▶ _Task description_: Copy every line of the records below where the word "Heart" occurs.

(Entries taken from a collection)
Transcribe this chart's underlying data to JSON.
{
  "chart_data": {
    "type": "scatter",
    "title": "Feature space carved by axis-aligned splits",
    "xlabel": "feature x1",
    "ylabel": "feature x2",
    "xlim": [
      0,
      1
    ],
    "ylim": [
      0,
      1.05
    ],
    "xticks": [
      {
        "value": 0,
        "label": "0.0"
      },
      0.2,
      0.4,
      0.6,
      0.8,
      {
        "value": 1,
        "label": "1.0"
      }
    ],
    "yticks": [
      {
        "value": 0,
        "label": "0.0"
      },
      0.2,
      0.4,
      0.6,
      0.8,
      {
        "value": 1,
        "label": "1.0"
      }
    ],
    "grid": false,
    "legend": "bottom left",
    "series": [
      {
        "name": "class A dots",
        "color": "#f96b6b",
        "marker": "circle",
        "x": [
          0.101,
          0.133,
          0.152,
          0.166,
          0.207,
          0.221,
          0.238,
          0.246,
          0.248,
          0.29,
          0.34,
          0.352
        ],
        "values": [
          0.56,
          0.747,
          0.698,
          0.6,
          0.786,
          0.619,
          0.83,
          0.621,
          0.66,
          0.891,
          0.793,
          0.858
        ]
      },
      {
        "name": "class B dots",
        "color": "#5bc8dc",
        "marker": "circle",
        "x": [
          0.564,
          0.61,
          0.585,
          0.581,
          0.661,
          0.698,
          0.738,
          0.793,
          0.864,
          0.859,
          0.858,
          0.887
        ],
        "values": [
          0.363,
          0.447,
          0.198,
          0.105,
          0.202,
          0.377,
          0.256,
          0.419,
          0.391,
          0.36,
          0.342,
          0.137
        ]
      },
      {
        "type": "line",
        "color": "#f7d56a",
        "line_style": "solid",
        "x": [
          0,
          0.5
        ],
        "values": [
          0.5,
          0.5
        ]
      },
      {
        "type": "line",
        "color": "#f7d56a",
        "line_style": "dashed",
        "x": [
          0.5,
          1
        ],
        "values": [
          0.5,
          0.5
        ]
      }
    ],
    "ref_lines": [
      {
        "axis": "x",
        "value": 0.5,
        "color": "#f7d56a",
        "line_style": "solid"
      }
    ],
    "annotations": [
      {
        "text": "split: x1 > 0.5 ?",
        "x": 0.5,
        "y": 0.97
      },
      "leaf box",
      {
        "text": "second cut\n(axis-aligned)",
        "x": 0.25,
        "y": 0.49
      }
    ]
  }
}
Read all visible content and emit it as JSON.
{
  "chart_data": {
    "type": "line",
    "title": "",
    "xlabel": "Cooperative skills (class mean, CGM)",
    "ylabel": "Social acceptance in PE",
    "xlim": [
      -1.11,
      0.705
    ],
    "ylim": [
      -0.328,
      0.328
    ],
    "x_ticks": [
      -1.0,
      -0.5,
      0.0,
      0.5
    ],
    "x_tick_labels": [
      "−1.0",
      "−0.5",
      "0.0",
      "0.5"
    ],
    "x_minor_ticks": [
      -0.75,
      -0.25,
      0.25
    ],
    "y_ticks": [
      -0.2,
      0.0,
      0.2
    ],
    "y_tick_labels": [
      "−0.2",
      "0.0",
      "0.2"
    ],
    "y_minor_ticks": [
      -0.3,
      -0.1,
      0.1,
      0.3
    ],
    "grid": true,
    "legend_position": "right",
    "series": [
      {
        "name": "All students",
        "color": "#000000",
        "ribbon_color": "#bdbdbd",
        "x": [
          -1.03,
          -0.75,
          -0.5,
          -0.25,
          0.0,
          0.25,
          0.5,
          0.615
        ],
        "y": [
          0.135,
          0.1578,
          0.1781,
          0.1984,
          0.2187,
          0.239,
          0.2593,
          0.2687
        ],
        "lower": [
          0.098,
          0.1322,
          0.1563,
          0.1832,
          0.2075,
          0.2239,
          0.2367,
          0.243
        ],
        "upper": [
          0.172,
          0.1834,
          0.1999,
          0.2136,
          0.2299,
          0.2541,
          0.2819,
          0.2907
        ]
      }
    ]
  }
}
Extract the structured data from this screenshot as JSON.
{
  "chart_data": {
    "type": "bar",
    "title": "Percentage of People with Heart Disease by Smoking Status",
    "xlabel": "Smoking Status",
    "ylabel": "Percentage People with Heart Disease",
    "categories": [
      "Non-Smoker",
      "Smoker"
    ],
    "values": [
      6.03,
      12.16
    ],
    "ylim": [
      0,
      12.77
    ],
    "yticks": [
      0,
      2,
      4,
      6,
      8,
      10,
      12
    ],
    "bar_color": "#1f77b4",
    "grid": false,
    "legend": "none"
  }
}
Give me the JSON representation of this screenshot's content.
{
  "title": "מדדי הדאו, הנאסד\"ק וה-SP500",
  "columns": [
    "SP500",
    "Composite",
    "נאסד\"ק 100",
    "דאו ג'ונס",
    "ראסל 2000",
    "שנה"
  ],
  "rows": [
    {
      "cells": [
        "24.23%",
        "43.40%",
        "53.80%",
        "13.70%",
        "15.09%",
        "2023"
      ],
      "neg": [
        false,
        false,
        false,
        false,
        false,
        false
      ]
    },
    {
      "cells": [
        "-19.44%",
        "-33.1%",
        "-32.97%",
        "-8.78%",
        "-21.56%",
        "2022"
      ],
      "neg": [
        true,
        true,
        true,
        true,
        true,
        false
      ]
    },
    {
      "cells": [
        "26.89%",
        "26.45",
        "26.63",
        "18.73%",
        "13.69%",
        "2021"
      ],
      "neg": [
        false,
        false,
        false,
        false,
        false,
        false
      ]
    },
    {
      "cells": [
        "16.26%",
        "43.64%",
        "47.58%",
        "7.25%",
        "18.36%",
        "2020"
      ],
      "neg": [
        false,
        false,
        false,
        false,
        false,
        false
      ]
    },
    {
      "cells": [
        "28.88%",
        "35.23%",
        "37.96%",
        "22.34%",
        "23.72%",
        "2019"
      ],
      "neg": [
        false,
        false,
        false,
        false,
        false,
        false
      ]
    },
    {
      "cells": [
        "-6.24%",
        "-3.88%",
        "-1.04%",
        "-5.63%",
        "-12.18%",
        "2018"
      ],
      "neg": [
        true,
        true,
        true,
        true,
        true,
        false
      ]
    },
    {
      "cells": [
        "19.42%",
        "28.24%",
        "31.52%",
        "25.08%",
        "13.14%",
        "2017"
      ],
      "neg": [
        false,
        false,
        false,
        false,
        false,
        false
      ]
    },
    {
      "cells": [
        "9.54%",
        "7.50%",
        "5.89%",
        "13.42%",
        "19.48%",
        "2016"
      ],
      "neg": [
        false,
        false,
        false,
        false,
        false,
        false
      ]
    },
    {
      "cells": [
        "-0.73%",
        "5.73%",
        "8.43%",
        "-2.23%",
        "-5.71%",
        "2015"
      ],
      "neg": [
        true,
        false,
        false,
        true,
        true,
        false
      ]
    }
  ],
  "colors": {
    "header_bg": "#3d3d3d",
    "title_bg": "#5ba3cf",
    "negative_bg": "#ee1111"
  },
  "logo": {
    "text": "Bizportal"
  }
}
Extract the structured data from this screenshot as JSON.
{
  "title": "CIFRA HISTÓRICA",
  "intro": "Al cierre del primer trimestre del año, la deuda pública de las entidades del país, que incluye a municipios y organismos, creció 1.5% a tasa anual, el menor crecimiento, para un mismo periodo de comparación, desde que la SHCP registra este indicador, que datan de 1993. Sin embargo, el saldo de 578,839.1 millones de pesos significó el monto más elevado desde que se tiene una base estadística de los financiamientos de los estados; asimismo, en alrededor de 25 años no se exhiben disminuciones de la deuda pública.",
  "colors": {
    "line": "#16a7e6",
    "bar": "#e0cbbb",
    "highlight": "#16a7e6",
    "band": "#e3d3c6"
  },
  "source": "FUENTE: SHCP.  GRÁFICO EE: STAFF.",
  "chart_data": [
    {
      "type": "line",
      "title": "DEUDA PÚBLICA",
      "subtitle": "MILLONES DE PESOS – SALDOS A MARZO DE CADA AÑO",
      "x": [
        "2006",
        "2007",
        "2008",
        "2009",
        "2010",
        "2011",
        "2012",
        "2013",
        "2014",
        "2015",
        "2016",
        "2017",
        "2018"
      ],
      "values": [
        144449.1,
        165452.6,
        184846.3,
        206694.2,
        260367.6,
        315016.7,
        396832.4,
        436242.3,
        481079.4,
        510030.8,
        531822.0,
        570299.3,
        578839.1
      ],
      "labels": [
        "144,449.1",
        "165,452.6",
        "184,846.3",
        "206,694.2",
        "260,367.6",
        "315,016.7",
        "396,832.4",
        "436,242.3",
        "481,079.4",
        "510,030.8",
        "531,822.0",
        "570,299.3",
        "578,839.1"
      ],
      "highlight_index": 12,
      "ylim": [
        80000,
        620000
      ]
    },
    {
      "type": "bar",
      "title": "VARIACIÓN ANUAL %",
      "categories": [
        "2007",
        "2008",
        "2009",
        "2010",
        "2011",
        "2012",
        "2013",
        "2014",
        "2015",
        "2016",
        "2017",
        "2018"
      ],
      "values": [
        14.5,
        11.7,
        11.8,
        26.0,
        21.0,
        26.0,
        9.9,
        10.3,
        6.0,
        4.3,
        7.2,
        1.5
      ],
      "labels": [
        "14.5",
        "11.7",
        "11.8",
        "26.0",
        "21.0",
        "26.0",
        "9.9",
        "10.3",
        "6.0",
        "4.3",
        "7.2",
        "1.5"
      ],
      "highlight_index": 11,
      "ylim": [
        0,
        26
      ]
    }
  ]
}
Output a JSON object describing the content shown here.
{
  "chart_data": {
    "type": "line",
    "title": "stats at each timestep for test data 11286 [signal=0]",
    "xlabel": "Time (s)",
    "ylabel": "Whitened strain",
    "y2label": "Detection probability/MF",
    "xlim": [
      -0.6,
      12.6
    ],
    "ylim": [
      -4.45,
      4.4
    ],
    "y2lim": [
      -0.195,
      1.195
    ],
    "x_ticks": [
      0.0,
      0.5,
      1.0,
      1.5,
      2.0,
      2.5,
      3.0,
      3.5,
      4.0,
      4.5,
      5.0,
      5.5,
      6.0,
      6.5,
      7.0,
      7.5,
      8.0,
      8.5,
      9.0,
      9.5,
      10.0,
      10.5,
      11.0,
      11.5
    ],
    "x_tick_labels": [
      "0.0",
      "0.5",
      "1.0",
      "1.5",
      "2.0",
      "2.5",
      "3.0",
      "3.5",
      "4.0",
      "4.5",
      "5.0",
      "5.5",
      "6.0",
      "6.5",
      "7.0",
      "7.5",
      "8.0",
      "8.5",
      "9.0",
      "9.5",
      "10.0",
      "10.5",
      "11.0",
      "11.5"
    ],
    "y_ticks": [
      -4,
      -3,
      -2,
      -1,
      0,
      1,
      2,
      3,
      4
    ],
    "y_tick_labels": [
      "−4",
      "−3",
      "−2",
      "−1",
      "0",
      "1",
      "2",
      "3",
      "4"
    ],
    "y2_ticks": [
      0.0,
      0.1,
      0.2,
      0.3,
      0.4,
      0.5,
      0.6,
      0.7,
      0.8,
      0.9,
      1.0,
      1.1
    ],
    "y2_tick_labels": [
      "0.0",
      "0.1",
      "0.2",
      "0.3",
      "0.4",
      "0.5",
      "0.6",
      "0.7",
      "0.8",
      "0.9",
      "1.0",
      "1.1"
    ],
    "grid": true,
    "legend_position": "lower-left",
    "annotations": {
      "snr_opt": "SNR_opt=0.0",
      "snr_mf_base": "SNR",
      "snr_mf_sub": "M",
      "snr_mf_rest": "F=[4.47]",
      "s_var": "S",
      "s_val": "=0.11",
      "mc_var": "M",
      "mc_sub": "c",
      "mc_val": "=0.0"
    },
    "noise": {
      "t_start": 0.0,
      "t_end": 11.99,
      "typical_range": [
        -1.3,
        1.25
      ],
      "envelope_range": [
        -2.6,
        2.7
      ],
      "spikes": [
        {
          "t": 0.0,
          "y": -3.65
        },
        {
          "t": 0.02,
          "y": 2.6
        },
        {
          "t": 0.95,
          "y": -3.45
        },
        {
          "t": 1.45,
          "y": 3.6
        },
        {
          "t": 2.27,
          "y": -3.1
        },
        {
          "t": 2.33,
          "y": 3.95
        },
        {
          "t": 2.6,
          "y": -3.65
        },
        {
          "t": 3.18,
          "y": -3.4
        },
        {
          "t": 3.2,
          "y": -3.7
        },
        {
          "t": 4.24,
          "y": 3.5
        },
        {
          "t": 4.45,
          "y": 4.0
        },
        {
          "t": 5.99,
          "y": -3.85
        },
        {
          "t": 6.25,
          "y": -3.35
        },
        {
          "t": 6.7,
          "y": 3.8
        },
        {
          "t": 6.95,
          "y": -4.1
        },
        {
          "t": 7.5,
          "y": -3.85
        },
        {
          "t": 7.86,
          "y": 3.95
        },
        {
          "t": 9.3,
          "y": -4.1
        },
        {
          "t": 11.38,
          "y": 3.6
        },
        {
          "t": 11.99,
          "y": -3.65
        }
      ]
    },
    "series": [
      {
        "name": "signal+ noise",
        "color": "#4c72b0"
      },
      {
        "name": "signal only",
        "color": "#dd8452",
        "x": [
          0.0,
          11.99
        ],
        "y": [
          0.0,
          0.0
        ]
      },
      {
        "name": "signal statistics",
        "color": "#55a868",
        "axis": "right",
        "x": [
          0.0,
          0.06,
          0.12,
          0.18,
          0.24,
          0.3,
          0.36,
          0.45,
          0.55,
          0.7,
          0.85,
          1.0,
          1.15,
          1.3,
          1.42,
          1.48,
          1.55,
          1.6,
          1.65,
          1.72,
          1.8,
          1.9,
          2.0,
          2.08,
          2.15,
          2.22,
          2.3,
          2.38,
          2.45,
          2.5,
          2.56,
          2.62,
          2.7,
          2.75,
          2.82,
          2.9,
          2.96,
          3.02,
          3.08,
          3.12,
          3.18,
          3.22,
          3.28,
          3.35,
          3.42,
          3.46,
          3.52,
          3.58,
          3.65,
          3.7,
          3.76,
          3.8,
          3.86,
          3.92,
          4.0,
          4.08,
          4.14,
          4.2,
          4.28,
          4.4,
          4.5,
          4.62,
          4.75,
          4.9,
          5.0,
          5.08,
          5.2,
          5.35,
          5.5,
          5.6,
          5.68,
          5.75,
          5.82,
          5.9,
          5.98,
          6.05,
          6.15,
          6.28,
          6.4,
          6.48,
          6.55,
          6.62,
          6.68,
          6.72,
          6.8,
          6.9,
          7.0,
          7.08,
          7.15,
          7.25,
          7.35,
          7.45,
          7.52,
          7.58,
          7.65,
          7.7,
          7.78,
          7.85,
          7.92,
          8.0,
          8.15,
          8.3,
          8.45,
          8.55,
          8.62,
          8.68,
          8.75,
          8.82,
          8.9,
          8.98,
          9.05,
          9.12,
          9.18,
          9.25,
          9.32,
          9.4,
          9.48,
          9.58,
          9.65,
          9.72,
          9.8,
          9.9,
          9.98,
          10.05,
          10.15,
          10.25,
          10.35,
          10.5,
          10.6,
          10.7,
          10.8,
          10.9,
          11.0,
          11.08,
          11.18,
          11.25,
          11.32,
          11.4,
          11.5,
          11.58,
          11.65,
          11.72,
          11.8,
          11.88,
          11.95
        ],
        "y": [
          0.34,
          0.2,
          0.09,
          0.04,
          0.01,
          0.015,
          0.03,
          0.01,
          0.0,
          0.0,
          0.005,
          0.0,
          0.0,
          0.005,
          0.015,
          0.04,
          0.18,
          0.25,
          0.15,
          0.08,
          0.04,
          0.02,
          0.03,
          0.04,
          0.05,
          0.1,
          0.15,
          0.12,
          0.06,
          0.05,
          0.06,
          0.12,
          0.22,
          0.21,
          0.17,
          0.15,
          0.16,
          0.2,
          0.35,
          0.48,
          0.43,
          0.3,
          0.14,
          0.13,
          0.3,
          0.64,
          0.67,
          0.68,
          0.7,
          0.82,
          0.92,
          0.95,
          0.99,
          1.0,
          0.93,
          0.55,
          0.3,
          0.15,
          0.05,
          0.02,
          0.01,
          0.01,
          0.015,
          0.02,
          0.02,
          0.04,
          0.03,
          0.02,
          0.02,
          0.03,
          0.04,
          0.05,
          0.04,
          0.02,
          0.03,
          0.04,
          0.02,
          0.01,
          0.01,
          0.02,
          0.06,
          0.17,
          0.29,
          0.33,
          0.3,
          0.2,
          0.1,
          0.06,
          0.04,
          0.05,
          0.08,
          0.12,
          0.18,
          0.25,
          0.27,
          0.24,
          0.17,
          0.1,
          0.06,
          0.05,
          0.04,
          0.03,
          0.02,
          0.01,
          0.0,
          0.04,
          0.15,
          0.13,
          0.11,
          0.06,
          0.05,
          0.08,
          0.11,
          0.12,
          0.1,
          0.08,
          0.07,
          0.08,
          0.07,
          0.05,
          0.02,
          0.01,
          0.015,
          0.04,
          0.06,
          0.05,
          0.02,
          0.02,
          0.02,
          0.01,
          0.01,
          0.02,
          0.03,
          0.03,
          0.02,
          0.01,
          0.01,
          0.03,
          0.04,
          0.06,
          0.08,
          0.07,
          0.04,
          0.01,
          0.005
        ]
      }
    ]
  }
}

▶ _Task result_:
    "title": "Percentage of People with Heart Disease by Smoking Status",
    "ylabel": "Percentage People with Heart Disease",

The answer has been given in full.